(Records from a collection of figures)
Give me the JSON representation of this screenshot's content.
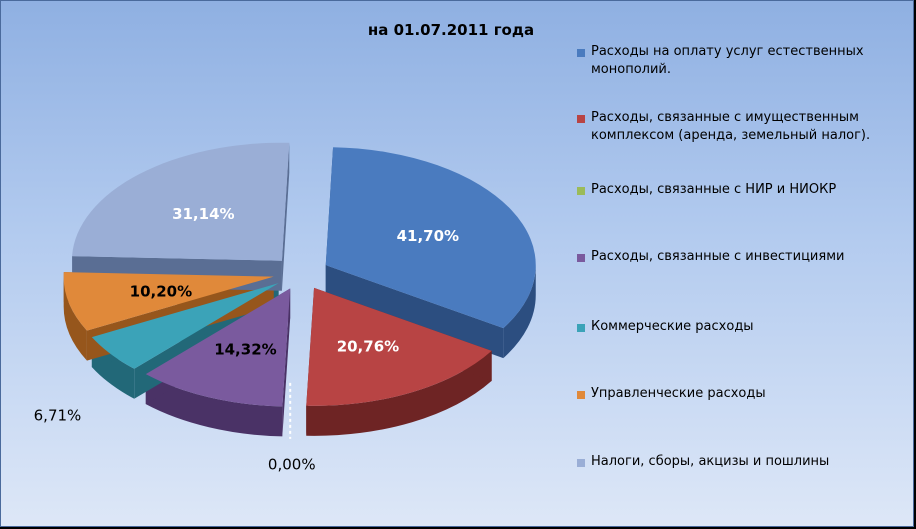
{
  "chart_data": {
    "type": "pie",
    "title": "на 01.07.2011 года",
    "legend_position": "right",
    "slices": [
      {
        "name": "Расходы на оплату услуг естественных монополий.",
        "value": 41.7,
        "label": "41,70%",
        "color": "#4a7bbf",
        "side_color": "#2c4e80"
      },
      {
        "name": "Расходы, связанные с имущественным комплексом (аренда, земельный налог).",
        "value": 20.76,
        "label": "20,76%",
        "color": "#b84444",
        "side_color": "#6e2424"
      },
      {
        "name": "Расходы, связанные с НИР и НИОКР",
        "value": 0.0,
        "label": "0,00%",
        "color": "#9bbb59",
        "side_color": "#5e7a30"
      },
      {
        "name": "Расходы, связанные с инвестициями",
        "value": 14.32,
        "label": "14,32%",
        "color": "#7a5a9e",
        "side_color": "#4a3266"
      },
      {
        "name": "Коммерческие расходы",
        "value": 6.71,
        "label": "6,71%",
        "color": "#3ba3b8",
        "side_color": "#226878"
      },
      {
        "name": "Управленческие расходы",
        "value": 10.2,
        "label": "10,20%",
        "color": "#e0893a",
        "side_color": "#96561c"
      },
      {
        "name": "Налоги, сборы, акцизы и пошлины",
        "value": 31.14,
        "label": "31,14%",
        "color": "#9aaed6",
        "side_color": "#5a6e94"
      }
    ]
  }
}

* WRITTEN INSTRUCTION: Copy the material shown above in full and exactly. Skip the pictures.

* WRITTEN ANSWER:
Give me the JSON representation of this screenshot's content.
{
  "chart_data": {
    "type": "pie",
    "title": "на 01.07.2011 года",
    "legend_position": "right",
    "slices": [
      {
        "name": "Расходы на оплату услуг естественных монополий.",
        "value": 41.7,
        "label": "41,70%",
        "color": "#4a7bbf",
        "side_color": "#2c4e80"
      },
      {
        "name": "Расходы, связанные с имущественным комплексом (аренда, земельный налог).",
        "value": 20.76,
        "label": "20,76%",
        "color": "#b84444",
        "side_color": "#6e2424"
      },
      {
        "name": "Расходы, связанные с НИР и НИОКР",
        "value": 0.0,
        "label": "0,00%",
        "color": "#9bbb59",
        "side_color": "#5e7a30"
      },
      {
        "name": "Расходы, связанные с инвестициями",
        "value": 14.32,
        "label": "14,32%",
        "color": "#7a5a9e",
        "side_color": "#4a3266"
      },
      {
        "name": "Коммерческие расходы",
        "value": 6.71,
        "label": "6,71%",
        "color": "#3ba3b8",
        "side_color": "#226878"
      },
      {
        "name": "Управленческие расходы",
        "value": 10.2,
        "label": "10,20%",
        "color": "#e0893a",
        "side_color": "#96561c"
      },
      {
        "name": "Налоги, сборы, акцизы и пошлины",
        "value": 31.14,
        "label": "31,14%",
        "color": "#9aaed6",
        "side_color": "#5a6e94"
      }
    ]
  }
}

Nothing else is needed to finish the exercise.